■ Stated problem ■
Search the listing below for "frac". Copy each matching line.

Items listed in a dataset
☆ ☆ ☆
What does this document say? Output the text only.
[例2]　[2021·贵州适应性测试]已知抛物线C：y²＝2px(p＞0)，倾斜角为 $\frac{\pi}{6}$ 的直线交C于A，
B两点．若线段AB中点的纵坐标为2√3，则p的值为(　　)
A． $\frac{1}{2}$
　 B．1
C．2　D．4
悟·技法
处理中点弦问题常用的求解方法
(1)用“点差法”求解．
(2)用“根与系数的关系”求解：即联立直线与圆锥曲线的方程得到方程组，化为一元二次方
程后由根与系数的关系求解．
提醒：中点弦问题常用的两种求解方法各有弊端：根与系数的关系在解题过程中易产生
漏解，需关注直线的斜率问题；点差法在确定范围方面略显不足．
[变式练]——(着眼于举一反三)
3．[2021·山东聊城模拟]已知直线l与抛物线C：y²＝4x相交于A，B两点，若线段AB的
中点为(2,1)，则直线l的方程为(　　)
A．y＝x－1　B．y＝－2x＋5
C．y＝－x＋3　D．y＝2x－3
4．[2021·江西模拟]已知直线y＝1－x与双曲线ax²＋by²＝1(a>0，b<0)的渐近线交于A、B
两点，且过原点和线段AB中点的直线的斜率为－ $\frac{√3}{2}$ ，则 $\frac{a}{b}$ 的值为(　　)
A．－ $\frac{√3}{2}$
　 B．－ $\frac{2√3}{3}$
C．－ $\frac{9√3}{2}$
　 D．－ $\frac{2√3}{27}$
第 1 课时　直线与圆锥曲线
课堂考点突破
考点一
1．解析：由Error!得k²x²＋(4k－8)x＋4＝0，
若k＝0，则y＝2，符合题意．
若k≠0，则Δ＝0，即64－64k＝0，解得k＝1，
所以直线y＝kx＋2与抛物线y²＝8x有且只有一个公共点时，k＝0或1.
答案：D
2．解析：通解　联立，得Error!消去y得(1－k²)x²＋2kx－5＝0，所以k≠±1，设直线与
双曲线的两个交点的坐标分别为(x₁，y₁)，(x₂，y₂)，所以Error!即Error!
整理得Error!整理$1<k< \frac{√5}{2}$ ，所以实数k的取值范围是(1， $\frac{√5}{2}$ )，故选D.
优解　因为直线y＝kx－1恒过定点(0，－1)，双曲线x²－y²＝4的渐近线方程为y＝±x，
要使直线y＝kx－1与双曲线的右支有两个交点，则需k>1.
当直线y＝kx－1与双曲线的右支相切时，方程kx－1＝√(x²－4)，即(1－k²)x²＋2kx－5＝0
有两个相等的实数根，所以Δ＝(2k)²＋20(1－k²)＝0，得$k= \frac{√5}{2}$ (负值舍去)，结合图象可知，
☆ ☆ ☆
■ Result for this exercise ■
[例2]　[2021·贵州适应性测试]已知抛物线C：y²＝2px(p＞0)，倾斜角为 $\frac{\pi}{6}$ 的直线交C于A，
A． $\frac{1}{2}$
两点，且过原点和线段AB中点的直线的斜率为－ $\frac{√3}{2}$ ，则 $\frac{a}{b}$ 的值为(　　)
A．－ $\frac{√3}{2}$
　 B．－ $\frac{2√3}{3}$
C．－ $\frac{9√3}{2}$
　 D．－ $\frac{2√3}{27}$
整理得Error!整理$1<k< \frac{√5}{2}$ ，所以实数k的取值范围是(1， $\frac{√5}{2}$ )，故选D.
有两个相等的实数根，所以Δ＝(2k)²＋20(1－k²)＝0，得$k= \frac{√5}{2}$ (负值舍去)，结合图象可知，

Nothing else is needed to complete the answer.